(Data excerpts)
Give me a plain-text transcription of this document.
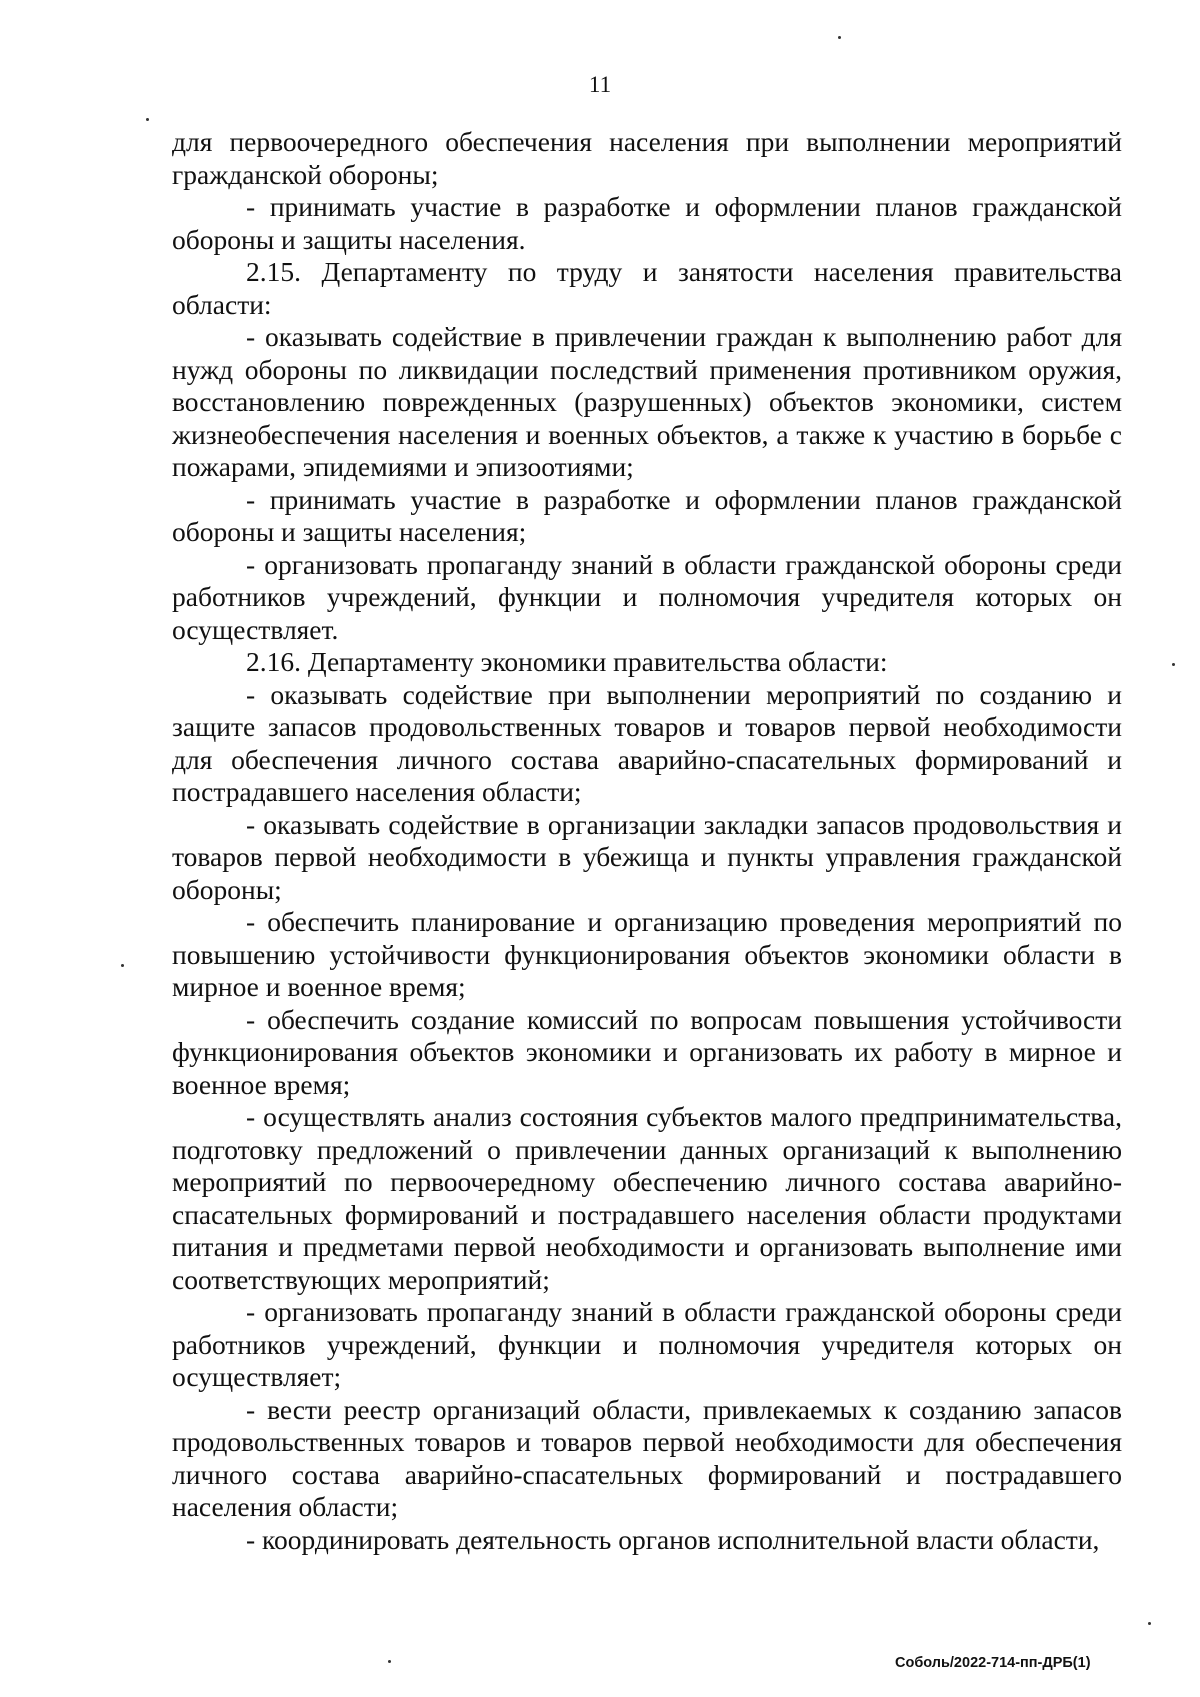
11

для первоочередного обеспечения населения при выполнении мероприятий гражданской обороны;

- принимать участие в разработке и оформлении планов гражданской обороны и защиты населения.

2.15. Департаменту по труду и занятости населения правительства области:

- оказывать содействие в привлечении граждан к выполнению работ для нужд обороны по ликвидации последствий применения противником оружия, восстановлению поврежденных (разрушенных) объектов экономики, систем жизнеобеспечения населения и военных объектов, а также к участию в борьбе с пожарами, эпидемиями и эпизоотиями;

- принимать участие в разработке и оформлении планов гражданской обороны и защиты населения;

- организовать пропаганду знаний в области гражданской обороны среди работников учреждений, функции и полномочия учредителя которых он осуществляет.

2.16. Департаменту экономики правительства области:

- оказывать содействие при выполнении мероприятий по созданию и защите запасов продовольственных товаров и товаров первой необходимости для обеспечения личного состава аварийно-спасательных формирований и пострадавшего населения области;

- оказывать содействие в организации закладки запасов продовольствия и товаров первой необходимости в убежища и пункты управления гражданской обороны;

- обеспечить планирование и организацию проведения мероприятий по повышению устойчивости функционирования объектов экономики области в мирное и военное время;

- обеспечить создание комиссий по вопросам повышения устойчивости функционирования объектов экономики и организовать их работу в мирное и военное время;

- осуществлять анализ состояния субъектов малого предпринимательства, подготовку предложений о привлечении данных организаций к выполнению мероприятий по первоочередному обеспечению личного состава аварийно-спасательных формирований и пострадавшего населения области продуктами питания и предметами первой необходимости и организовать выполнение ими соответствующих мероприятий;

- организовать пропаганду знаний в области гражданской обороны среди работников учреждений, функции и полномочия учредителя которых он осуществляет;

- вести реестр организаций области, привлекаемых к созданию запасов продовольственных товаров и товаров первой необходимости для обеспечения личного состава аварийно-спасательных формирований и пострадавшего населения области;

- координировать деятельность органов исполнительной власти области,

Соболь/2022-714-пп-ДРБ(1)
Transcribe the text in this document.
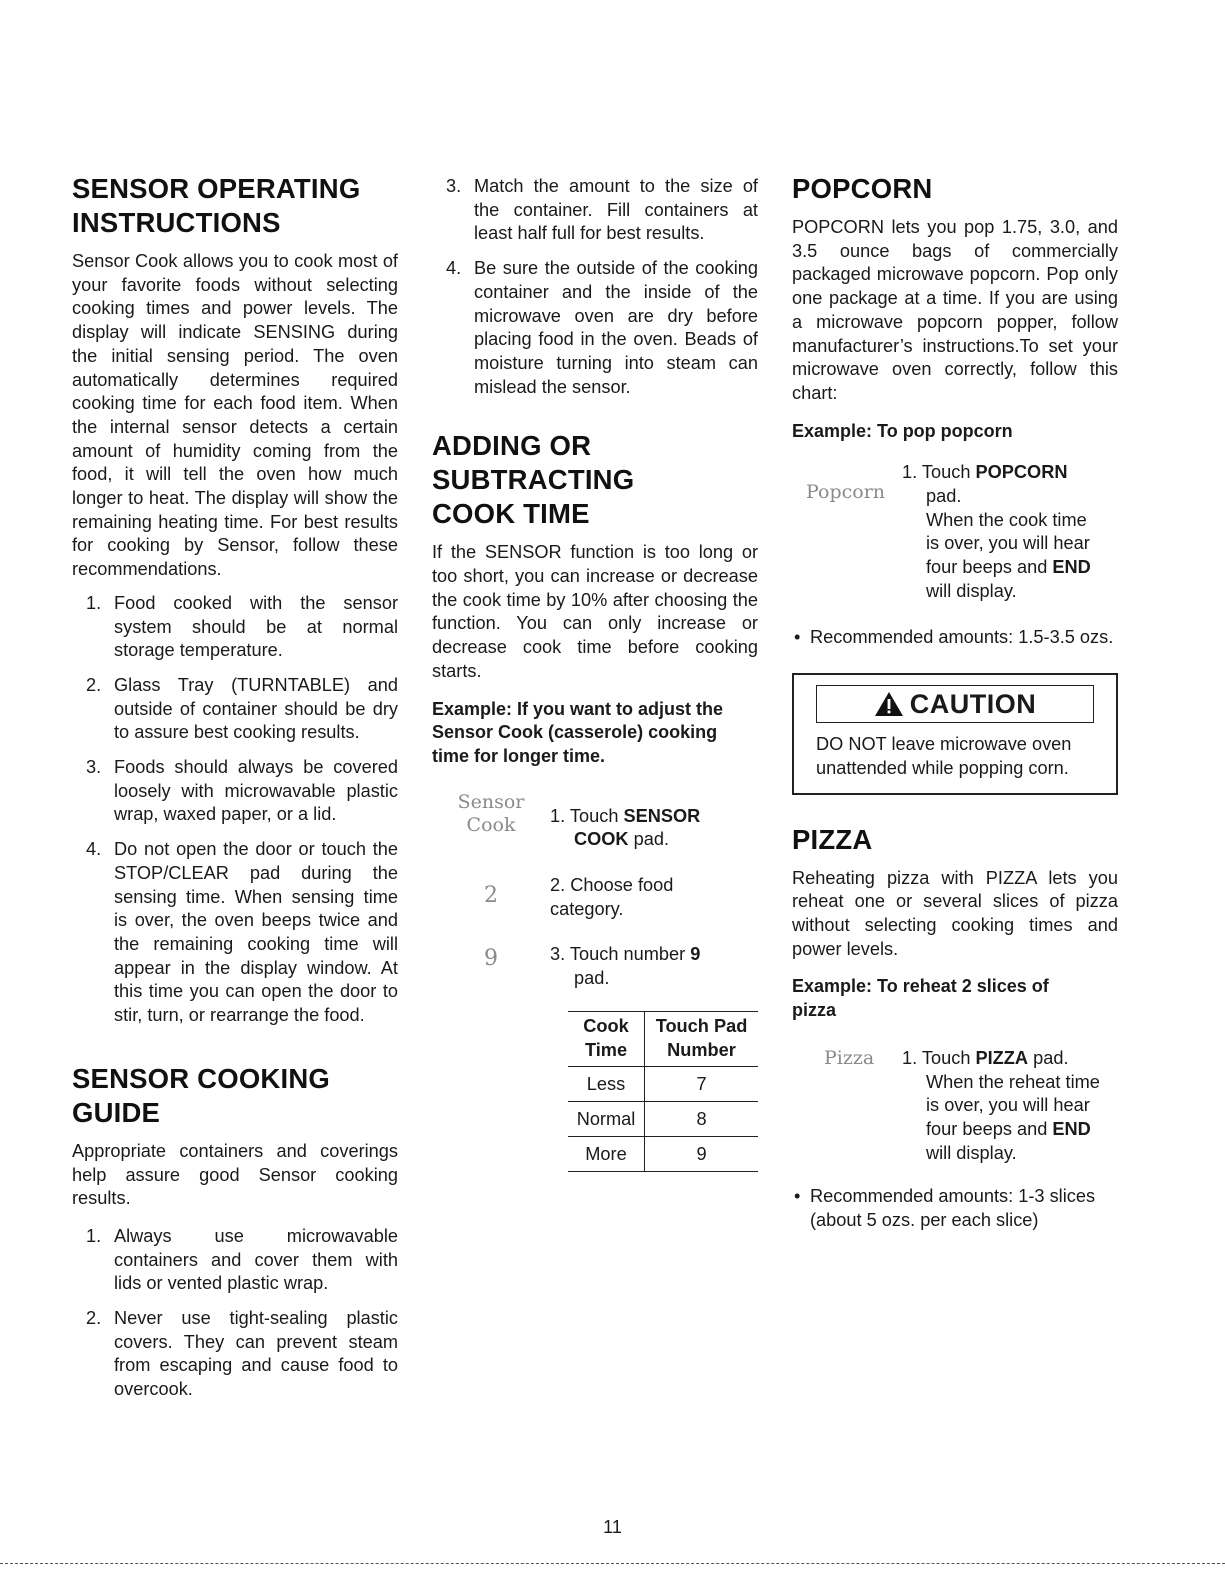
SENSOR OPERATING
INSTRUCTIONS

Sensor Cook allows you to cook most of your favorite foods without selecting cooking times and power levels. The display will indicate SENSING during the initial sensing period. The oven automatically determines required cooking time for each food item. When the internal sensor detects a certain amount of humidity coming from the food, it will tell the oven how much longer to heat. The display will show the remaining heating time. For best results for cooking by Sensor, follow these recommendations.

1. Food cooked with the sensor system should be at normal storage temperature.
2. Glass Tray (TURNTABLE) and outside of container should be dry to assure best cooking results.
3. Foods should always be covered loosely with microwavable plastic wrap, waxed paper, or a lid.
4. Do not open the door or touch the STOP/CLEAR pad during the sensing time. When sensing time is over, the oven beeps twice and the remaining cooking time will appear in the display window. At this time you can open the door to stir, turn, or rearrange the food.
SENSOR COOKING
GUIDE

Appropriate containers and coverings help assure good Sensor cooking results.

1. Always use microwavable containers and cover them with lids or vented plastic wrap.
2. Never use tight-sealing plastic covers. They can prevent steam from escaping and cause food to overcook.
3. Match the amount to the size of the container. Fill containers at least half full for best results.
4. Be sure the outside of the cooking container and the inside of the microwave oven are dry before placing food in the oven. Beads of moisture turning into steam can mislead the sensor.
ADDING OR
SUBTRACTING
COOK TIME

If the SENSOR function is too long or too short, you can increase or decrease the cook time by 10% after choosing the function. You can only increase or decrease cook time before cooking starts.

Example: If you want to adjust the Sensor Cook (casserole) cooking time for longer time.

Sensor
Cook	1. Touch SENSOR
COOK pad.
2	2. Choose food category.
9	3. Touch number 9
pad.
Cook
Time	Touch Pad
Number
Less	7
Normal	8
More	9
POPCORN

POPCORN lets you pop 1.75, 3.0, and 3.5 ounce bags of commercially packaged microwave popcorn. Pop only one package at a time. If you are using a microwave popcorn popper, follow manufacturer’s instructions.To set your microwave oven correctly, follow this chart:

Example: To pop popcorn

Popcorn
1. Touch POPCORN
pad.
When the cook time is over, you will hear four beeps and END will display.
• Recommended amounts: 1.5-3.5 ozs.
CAUTION
DO NOT leave microwave oven unattended while popping corn.
PIZZA

Reheating pizza with PIZZA lets you reheat one or several slices of pizza without selecting cooking times and power levels.

Example: To reheat 2 slices of
pizza

Pizza	1. Touch PIZZA pad.
When the reheat time is over, you will hear four beeps and END will display.
• Recommended amounts: 1-3 slices (about 5 ozs. per each slice)
11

§ Set problem
Pick out and copy the lines of the material that include the word "Департаменту".

§ Exercise output
2.15. Департаменту по труду и занятости населения правительства области:
2.16. Департаменту экономики правительства области:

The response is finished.